**WRITTEN PROBLEM**
Scan the records for the word "noze". Copy each line that includes it.

Part of a data file
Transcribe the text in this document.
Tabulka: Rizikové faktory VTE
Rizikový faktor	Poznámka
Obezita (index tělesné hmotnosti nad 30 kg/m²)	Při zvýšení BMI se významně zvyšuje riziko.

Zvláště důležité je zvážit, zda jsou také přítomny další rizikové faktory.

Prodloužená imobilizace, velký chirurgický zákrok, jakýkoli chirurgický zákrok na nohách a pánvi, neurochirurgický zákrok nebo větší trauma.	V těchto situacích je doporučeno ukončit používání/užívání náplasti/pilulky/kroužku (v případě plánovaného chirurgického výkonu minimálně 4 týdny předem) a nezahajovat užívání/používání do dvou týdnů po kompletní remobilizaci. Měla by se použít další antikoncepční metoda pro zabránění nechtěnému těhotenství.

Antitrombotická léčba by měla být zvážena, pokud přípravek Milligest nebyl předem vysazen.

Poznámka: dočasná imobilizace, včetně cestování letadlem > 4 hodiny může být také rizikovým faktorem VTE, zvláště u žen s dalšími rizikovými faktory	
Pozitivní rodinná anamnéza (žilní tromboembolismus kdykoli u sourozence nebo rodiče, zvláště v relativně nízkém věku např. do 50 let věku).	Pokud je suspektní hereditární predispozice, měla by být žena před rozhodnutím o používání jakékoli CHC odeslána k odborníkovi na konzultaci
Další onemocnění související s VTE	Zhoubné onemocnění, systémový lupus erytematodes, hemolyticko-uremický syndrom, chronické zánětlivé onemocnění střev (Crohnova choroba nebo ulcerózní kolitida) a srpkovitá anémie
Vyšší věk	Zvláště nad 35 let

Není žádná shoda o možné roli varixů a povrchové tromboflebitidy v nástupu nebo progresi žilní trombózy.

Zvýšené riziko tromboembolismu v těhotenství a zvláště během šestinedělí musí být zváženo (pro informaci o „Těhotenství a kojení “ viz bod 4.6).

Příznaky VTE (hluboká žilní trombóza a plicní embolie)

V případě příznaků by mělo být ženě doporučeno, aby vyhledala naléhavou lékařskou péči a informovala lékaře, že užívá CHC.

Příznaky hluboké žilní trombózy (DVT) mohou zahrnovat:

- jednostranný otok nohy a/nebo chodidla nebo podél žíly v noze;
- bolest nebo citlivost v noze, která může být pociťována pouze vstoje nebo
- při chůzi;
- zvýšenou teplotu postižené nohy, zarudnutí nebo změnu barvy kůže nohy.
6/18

**WRITTEN RESPONSE**
- jednostranný otok nohy a/nebo chodidla nebo podél žíly v noze;
- bolest nebo citlivost v noze, která může být pociťována pouze vstoje nebo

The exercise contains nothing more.